(Data rows):
Start
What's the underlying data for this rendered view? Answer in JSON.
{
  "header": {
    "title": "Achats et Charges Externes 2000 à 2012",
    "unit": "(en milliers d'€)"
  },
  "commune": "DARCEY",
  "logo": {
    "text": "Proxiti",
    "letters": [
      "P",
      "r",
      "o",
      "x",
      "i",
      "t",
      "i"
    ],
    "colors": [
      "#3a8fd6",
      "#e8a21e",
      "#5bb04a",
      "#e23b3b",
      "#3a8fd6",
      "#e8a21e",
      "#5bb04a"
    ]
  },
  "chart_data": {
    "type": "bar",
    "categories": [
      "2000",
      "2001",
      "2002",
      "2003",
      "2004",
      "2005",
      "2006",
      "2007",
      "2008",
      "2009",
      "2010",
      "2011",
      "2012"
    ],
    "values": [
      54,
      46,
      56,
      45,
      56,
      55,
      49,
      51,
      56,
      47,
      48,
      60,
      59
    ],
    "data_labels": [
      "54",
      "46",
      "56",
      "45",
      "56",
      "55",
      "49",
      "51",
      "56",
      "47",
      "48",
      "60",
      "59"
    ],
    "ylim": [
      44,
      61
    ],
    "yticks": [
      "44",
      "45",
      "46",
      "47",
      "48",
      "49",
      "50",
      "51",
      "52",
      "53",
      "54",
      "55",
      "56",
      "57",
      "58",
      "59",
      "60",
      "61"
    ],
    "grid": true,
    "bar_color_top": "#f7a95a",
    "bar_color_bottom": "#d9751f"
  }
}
End
(Instructions for the task): Return the listing above in its exact form.

(Result of this task):
What's the underlying data for this rendered view? Answer in JSON.
{
  "header": {
    "title": "Achats et Charges Externes 2000 à 2012",
    "unit": "(en milliers d'€)"
  },
  "commune": "DARCEY",
  "logo": {
    "text": "Proxiti",
    "letters": [
      "P",
      "r",
      "o",
      "x",
      "i",
      "t",
      "i"
    ],
    "colors": [
      "#3a8fd6",
      "#e8a21e",
      "#5bb04a",
      "#e23b3b",
      "#3a8fd6",
      "#e8a21e",
      "#5bb04a"
    ]
  },
  "chart_data": {
    "type": "bar",
    "categories": [
      "2000",
      "2001",
      "2002",
      "2003",
      "2004",
      "2005",
      "2006",
      "2007",
      "2008",
      "2009",
      "2010",
      "2011",
      "2012"
    ],
    "values": [
      54,
      46,
      56,
      45,
      56,
      55,
      49,
      51,
      56,
      47,
      48,
      60,
      59
    ],
    "data_labels": [
      "54",
      "46",
      "56",
      "45",
      "56",
      "55",
      "49",
      "51",
      "56",
      "47",
      "48",
      "60",
      "59"
    ],
    "ylim": [
      44,
      61
    ],
    "yticks": [
      "44",
      "45",
      "46",
      "47",
      "48",
      "49",
      "50",
      "51",
      "52",
      "53",
      "54",
      "55",
      "56",
      "57",
      "58",
      "59",
      "60",
      "61"
    ],
    "grid": true,
    "bar_color_top": "#f7a95a",
    "bar_color_bottom": "#d9751f"
  }
}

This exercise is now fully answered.